[Collected data]
----

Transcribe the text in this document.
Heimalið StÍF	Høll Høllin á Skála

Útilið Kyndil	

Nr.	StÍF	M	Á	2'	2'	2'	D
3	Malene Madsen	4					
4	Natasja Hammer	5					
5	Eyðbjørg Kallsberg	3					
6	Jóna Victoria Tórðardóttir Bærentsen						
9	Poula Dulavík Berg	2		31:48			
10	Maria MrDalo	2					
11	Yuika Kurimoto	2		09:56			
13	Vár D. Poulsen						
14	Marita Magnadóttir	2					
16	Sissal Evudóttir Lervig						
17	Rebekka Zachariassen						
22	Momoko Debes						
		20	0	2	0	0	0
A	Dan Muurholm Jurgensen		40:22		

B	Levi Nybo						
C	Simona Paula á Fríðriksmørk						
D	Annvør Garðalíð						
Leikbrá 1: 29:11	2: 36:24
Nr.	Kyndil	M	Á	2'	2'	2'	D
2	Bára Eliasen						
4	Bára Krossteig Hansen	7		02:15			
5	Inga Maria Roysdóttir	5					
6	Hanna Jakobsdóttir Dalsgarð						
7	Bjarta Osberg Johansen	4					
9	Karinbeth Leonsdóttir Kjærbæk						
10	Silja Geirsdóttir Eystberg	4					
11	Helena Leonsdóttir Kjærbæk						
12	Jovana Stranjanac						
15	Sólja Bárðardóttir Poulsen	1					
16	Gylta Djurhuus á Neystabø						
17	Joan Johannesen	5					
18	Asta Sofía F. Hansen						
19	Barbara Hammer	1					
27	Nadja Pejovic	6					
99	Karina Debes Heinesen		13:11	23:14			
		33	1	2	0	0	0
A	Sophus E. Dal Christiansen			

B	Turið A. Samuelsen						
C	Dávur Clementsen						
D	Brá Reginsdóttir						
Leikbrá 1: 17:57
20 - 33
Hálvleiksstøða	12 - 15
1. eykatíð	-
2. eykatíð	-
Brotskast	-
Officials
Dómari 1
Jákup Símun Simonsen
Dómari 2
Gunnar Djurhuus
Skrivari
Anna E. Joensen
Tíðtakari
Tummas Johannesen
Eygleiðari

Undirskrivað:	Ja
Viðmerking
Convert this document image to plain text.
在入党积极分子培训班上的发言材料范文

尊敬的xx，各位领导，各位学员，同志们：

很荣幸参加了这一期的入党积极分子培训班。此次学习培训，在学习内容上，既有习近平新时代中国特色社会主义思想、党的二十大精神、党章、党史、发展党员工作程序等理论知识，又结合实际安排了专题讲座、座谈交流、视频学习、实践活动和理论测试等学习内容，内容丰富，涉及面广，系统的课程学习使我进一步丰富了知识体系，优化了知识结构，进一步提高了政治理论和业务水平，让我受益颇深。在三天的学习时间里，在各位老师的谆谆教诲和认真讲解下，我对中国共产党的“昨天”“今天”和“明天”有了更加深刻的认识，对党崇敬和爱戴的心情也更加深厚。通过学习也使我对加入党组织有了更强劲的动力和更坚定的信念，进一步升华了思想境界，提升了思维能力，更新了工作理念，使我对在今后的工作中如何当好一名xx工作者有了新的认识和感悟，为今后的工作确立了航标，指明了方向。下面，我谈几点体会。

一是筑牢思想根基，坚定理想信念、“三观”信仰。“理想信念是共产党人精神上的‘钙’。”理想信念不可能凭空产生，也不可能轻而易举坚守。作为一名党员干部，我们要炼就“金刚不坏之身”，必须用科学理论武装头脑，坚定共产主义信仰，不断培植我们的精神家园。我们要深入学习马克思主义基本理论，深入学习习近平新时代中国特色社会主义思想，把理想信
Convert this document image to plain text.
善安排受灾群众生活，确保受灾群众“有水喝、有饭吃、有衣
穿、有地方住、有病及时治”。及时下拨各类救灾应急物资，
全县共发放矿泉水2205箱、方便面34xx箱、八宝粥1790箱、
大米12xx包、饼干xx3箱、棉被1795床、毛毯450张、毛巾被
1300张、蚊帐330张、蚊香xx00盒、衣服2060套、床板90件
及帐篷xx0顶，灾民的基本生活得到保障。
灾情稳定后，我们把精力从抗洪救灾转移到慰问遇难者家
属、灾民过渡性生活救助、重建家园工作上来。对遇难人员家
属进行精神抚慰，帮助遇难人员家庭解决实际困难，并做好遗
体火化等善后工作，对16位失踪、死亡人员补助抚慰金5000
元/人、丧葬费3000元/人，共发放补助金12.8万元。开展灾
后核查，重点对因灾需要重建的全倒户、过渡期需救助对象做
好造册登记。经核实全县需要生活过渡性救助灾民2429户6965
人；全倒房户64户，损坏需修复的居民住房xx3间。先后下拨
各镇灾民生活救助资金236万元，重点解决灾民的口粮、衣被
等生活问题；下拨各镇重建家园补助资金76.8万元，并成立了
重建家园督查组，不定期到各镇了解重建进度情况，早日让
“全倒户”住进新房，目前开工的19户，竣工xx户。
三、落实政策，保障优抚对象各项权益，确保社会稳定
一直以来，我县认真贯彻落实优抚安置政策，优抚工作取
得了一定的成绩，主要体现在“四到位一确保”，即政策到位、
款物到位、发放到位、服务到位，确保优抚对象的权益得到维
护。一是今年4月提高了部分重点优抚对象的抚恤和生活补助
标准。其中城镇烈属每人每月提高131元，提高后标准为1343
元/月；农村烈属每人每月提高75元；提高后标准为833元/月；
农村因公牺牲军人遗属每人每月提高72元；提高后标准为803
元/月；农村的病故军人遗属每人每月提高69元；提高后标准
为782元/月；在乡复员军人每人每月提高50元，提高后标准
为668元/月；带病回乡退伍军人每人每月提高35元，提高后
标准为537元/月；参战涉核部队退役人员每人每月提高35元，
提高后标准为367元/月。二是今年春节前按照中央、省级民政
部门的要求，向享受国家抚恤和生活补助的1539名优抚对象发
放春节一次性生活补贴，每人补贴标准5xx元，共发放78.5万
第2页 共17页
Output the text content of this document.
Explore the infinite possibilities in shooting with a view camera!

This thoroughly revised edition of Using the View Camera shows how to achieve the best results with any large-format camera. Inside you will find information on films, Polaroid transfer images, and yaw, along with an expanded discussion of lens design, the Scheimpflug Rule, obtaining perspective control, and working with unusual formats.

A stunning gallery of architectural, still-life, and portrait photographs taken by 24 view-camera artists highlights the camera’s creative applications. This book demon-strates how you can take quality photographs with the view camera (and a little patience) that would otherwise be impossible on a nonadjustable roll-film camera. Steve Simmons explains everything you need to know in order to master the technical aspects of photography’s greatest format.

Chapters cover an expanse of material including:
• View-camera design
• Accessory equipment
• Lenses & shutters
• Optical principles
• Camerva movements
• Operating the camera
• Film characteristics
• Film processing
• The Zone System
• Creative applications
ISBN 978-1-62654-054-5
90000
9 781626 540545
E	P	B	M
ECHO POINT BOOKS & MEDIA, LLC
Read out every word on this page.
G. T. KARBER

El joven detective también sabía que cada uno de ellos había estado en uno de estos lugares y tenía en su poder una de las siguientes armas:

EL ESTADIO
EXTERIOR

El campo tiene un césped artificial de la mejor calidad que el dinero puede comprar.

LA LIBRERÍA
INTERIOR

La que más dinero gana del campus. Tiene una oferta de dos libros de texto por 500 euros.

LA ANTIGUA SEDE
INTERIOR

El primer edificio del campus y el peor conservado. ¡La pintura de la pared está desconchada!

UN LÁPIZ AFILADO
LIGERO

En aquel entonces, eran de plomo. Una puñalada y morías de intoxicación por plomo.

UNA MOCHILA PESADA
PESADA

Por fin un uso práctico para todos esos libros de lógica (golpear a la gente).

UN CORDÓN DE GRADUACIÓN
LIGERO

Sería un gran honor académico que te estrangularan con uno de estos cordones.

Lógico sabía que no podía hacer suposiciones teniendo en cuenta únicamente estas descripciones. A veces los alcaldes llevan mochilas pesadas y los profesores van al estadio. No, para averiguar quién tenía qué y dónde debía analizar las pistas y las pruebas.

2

----

## TASK DIRECTIONS
Reproduce each line holding the word "campus".

## SOLUTION
La que más dinero gana del campus. Tiene una oferta de dos libros de texto por 500 euros.
El primer edificio del campus y el peor conservado. ¡La pintura de la pared está desconchada!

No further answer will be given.